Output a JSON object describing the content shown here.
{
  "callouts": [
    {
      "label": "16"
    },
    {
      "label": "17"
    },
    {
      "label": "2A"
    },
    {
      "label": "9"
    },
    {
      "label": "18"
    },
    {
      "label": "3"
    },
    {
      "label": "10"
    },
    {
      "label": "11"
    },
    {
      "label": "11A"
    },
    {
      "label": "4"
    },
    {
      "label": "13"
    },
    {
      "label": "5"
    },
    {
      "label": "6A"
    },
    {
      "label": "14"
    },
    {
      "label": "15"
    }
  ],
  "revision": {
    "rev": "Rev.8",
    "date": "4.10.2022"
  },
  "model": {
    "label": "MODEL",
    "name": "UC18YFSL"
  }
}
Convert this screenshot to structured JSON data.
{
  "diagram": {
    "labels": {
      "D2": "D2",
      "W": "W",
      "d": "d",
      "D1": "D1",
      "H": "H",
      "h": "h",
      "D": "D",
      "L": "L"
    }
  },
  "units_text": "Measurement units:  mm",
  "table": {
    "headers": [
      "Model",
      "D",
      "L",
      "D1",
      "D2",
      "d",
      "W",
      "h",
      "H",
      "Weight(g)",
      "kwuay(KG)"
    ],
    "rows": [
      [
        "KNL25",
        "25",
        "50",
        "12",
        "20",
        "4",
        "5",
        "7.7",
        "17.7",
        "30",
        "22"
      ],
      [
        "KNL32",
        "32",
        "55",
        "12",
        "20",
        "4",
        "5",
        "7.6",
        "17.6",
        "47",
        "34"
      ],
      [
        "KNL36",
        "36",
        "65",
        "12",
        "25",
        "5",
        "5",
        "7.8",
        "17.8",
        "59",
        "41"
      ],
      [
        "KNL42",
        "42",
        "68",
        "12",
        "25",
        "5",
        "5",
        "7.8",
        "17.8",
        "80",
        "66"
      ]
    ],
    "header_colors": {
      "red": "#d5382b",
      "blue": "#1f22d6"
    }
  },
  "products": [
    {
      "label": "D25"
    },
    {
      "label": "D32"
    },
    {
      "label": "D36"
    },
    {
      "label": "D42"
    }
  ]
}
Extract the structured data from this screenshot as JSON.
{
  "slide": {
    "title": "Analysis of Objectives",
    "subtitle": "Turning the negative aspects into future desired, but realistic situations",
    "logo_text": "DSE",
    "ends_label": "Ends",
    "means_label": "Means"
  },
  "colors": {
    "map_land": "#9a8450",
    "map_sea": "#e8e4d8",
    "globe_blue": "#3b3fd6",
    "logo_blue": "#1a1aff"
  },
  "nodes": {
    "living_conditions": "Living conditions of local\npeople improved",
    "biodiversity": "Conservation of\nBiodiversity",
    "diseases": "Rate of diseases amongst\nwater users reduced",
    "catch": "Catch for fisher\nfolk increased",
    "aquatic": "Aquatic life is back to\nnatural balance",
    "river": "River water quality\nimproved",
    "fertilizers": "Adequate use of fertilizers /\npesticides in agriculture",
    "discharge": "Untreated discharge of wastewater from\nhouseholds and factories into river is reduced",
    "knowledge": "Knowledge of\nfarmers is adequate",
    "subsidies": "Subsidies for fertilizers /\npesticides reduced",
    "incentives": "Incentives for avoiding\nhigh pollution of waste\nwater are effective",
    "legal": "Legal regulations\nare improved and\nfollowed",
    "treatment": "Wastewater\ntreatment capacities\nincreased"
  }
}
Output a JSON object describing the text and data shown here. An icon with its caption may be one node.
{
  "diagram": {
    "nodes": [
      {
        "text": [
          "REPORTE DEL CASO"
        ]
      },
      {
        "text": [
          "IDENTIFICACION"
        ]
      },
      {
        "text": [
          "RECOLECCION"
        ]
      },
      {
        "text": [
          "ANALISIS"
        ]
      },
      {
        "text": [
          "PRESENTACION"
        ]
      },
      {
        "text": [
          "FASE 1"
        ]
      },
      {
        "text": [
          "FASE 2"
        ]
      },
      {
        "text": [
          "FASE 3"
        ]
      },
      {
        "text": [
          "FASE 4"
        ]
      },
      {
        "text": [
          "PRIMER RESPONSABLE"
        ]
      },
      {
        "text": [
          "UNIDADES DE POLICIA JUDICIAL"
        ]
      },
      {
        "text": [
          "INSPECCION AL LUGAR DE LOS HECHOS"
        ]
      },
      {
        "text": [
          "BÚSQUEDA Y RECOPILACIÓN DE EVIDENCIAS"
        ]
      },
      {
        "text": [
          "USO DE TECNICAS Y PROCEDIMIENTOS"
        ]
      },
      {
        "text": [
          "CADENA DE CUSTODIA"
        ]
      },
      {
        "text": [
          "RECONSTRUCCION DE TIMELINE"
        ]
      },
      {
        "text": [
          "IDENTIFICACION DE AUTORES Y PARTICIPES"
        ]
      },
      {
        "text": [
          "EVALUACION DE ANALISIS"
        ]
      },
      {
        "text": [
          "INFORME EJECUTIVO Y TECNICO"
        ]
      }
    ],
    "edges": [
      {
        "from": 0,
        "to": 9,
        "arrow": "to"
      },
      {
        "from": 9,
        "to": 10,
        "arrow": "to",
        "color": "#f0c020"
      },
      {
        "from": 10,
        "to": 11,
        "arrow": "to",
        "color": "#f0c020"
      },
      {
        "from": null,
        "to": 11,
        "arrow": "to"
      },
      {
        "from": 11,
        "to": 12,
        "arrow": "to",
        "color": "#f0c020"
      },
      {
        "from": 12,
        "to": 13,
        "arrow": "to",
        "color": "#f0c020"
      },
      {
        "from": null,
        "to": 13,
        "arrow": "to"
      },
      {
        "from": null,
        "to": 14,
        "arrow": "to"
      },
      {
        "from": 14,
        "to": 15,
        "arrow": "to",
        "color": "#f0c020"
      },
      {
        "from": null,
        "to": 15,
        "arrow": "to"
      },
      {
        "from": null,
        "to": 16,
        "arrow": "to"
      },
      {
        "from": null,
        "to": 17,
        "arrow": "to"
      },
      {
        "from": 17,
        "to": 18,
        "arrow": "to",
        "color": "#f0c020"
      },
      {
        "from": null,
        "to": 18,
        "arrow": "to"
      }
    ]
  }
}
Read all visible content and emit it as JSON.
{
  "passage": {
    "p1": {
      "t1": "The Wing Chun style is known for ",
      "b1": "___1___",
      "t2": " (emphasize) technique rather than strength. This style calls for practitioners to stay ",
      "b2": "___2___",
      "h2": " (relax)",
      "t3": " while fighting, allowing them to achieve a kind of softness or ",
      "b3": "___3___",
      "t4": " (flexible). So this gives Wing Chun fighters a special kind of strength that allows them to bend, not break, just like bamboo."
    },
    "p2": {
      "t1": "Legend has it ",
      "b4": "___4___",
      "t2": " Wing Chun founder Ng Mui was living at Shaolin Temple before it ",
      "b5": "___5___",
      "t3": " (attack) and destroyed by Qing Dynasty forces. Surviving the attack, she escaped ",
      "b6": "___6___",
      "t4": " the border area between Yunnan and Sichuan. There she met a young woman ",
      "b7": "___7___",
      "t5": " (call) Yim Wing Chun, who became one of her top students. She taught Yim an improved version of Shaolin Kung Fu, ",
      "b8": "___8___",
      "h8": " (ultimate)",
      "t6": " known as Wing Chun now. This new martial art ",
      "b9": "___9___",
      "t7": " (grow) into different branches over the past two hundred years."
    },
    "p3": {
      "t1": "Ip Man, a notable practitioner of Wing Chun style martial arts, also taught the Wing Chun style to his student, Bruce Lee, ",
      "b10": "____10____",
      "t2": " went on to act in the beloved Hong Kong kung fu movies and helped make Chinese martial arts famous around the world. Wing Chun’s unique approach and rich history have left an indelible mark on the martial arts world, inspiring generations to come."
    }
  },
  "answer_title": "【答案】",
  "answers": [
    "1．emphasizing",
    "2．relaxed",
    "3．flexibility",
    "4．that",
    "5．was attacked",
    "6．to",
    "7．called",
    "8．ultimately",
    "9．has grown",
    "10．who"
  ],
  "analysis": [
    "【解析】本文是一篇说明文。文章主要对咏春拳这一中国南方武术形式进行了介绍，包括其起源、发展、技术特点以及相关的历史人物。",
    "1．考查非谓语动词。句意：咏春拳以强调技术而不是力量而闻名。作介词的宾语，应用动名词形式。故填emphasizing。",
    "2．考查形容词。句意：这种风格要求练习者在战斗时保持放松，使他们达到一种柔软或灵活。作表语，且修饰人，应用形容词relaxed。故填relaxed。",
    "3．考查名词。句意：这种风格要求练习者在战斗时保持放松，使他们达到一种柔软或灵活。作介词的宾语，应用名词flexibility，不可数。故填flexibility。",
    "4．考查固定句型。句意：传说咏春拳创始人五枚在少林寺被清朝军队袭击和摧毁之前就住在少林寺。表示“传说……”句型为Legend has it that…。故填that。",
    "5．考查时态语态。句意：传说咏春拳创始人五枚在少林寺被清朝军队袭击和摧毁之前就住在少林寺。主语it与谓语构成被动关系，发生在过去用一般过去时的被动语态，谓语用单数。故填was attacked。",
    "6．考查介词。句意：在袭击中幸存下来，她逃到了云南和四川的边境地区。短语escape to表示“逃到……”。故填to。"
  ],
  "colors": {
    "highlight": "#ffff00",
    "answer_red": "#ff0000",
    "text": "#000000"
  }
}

★ ★ ★

§ Task requirements
Your task is to gather every line with the word "fertilizers" and copy it.

§ Response
    "fertilizers": "Adequate use of fertilizers /\npesticides in agriculture",
    "subsidies": "Subsidies for fertilizers /\npesticides reduced",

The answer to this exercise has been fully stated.